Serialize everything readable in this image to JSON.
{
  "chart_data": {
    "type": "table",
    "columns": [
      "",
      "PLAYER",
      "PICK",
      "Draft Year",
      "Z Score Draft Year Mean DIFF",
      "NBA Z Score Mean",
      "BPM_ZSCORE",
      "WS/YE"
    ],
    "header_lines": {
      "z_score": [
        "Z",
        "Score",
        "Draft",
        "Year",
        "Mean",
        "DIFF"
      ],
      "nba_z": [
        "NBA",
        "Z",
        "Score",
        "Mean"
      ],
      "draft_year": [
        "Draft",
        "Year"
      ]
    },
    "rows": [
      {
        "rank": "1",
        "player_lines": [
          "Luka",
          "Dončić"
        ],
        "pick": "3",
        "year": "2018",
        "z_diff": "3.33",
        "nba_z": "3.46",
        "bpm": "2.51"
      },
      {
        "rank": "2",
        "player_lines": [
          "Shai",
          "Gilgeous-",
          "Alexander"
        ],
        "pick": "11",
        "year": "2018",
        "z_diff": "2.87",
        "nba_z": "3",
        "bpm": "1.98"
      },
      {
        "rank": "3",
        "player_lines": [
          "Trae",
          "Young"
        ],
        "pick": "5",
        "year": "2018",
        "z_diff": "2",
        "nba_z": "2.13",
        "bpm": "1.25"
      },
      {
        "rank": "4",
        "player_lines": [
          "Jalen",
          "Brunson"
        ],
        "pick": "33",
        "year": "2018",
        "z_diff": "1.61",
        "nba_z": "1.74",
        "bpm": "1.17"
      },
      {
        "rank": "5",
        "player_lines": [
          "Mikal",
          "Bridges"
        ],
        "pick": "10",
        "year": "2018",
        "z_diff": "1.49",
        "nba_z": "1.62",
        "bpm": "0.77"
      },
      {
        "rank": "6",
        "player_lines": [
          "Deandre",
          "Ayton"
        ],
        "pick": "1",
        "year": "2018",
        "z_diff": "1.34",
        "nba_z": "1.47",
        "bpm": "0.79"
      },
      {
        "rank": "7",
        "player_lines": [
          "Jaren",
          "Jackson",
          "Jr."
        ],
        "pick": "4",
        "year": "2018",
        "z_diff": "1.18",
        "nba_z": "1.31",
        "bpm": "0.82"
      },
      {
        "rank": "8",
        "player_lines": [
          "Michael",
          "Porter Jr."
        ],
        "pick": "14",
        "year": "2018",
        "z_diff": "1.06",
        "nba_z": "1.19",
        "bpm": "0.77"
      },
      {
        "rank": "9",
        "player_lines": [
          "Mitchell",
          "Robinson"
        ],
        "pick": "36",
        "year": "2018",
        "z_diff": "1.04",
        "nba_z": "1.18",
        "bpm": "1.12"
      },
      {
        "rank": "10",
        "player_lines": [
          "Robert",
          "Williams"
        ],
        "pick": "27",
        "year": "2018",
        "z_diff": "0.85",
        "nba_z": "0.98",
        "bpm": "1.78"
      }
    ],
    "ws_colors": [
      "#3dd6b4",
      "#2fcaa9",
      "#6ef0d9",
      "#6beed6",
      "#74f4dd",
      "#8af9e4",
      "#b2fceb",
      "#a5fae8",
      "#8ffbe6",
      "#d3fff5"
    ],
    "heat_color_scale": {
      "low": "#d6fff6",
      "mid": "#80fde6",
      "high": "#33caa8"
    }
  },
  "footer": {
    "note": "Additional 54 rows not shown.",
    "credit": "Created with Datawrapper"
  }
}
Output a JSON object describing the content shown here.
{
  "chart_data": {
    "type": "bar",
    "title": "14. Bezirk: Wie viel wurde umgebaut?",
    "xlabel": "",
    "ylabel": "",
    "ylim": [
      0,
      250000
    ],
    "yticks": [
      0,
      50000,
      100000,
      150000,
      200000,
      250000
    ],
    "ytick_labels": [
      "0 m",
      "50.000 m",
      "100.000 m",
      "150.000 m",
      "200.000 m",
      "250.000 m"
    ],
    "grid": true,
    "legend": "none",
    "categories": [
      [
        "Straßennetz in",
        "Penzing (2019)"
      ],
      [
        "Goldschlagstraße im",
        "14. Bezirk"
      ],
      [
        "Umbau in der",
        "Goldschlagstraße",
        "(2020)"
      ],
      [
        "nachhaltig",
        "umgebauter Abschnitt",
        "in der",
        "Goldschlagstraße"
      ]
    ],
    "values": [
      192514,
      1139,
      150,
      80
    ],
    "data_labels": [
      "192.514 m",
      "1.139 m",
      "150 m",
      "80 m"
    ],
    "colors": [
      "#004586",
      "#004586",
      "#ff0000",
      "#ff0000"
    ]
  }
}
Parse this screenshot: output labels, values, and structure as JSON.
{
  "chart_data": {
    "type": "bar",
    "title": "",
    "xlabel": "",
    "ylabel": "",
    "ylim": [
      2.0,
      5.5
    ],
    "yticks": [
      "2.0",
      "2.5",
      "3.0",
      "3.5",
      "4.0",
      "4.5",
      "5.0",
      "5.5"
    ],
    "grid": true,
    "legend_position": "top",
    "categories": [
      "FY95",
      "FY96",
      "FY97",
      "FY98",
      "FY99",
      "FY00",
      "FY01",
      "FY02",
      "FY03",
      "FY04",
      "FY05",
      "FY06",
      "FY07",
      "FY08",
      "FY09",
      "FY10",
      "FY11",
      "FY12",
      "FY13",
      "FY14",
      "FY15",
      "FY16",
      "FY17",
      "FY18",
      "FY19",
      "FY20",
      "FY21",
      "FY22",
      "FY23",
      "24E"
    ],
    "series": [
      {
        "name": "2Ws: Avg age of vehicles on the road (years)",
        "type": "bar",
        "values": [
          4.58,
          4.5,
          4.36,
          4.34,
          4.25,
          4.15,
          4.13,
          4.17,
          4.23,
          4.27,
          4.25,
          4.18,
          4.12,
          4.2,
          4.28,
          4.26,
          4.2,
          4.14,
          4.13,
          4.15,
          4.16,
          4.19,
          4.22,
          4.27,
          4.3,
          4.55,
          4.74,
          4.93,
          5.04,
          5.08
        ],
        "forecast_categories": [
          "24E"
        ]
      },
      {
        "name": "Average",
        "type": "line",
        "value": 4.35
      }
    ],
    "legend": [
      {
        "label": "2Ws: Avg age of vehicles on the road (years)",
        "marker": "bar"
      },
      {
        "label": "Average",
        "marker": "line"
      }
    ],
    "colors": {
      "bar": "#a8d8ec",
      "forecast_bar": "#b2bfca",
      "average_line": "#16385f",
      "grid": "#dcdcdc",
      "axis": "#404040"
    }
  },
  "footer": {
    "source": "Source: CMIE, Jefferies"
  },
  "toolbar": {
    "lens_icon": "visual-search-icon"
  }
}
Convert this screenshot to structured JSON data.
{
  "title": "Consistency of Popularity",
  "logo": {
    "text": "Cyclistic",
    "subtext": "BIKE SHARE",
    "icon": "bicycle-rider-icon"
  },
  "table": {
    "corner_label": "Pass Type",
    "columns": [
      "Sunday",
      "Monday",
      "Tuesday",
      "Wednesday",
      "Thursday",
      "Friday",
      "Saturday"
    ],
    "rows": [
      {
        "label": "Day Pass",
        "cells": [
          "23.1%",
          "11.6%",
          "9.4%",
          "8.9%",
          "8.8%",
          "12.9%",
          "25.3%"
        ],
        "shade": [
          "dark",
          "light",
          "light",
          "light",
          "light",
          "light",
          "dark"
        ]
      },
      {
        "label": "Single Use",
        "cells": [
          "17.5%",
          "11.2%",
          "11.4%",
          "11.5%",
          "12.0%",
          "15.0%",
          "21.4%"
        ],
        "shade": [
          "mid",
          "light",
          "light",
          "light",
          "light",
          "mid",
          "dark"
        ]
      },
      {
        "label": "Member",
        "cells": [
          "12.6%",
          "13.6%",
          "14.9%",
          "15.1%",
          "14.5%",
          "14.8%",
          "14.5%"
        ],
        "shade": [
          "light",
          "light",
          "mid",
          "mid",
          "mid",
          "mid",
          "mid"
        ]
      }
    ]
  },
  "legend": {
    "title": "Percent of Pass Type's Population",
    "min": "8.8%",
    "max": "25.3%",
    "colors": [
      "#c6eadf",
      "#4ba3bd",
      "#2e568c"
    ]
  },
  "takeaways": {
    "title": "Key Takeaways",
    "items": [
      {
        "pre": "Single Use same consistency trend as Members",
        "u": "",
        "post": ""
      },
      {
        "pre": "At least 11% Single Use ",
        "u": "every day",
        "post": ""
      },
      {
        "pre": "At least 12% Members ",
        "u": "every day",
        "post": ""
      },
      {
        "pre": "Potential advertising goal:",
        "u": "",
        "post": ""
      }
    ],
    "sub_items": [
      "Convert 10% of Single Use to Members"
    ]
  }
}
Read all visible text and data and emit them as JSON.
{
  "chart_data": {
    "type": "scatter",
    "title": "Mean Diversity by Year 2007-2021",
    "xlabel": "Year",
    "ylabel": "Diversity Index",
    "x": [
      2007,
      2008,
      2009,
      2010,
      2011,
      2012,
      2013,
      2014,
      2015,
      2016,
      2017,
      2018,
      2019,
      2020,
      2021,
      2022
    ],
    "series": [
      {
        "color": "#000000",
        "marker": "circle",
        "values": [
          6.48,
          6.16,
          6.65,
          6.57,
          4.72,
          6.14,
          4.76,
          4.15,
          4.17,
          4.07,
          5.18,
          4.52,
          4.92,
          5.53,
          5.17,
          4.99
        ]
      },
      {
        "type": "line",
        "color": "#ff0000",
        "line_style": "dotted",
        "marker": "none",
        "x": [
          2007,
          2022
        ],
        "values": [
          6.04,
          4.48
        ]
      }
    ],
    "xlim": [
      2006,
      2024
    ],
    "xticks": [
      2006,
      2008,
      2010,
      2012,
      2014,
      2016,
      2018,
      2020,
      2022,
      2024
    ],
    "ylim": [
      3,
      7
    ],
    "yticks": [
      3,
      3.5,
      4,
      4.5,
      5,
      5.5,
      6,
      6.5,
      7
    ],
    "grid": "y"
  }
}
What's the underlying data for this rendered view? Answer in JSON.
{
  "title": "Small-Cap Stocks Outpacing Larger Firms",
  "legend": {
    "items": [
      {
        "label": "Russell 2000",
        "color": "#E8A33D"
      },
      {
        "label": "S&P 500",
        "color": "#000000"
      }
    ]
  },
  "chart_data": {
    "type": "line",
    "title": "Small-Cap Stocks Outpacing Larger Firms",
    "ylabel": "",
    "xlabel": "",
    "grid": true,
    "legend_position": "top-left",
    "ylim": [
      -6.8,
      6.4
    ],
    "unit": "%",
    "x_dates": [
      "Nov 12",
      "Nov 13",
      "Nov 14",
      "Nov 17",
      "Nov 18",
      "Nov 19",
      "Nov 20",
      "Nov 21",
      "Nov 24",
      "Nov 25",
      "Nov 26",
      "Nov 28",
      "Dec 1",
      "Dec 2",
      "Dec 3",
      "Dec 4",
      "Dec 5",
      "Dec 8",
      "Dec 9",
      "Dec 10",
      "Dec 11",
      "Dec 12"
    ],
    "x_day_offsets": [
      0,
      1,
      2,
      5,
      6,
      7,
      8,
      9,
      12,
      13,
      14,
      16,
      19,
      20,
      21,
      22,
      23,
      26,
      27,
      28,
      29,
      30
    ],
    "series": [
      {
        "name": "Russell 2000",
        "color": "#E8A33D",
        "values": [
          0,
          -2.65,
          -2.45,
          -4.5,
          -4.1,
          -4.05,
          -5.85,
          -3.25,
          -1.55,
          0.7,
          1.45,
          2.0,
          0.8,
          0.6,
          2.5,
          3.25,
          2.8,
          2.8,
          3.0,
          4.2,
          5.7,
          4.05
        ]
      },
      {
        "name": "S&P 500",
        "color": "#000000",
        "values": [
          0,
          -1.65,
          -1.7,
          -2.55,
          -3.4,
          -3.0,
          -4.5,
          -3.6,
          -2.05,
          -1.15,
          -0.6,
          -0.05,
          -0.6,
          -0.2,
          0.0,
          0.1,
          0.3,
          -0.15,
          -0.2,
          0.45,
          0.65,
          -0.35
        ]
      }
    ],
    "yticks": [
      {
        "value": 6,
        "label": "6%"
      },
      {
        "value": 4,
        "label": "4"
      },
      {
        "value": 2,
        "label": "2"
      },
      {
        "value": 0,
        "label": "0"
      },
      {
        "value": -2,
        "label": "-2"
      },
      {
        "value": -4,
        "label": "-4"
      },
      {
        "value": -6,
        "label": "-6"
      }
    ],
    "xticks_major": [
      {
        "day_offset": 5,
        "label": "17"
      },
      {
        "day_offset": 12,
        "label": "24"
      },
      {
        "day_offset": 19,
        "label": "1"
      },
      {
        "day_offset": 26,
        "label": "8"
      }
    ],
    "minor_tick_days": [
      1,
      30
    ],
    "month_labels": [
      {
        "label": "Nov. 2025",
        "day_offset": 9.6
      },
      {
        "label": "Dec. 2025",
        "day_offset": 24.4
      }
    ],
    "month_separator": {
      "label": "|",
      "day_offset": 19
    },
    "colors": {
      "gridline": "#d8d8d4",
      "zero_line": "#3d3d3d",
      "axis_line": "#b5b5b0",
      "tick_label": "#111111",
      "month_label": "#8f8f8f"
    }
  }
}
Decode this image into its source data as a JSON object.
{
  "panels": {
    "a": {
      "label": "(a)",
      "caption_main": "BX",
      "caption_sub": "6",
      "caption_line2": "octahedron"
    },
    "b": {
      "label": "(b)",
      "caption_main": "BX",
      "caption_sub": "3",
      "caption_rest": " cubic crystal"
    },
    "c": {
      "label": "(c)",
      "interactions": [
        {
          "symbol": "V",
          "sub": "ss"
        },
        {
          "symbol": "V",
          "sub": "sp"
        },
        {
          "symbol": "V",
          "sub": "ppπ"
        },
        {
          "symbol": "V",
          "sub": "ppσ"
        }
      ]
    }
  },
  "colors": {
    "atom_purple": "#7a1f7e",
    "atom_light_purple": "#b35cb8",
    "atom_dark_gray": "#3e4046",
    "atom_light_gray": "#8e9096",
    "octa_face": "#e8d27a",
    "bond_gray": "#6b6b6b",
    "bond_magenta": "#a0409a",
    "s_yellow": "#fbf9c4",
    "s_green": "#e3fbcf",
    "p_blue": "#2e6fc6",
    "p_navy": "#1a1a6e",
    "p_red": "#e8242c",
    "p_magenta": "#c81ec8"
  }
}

**Objective**
Take each line containing the string "Bezirk" and copy it out.

**Solution**
    "title": "14. Bezirk: Wie viel wurde umgebaut?",
        "14. Bezirk"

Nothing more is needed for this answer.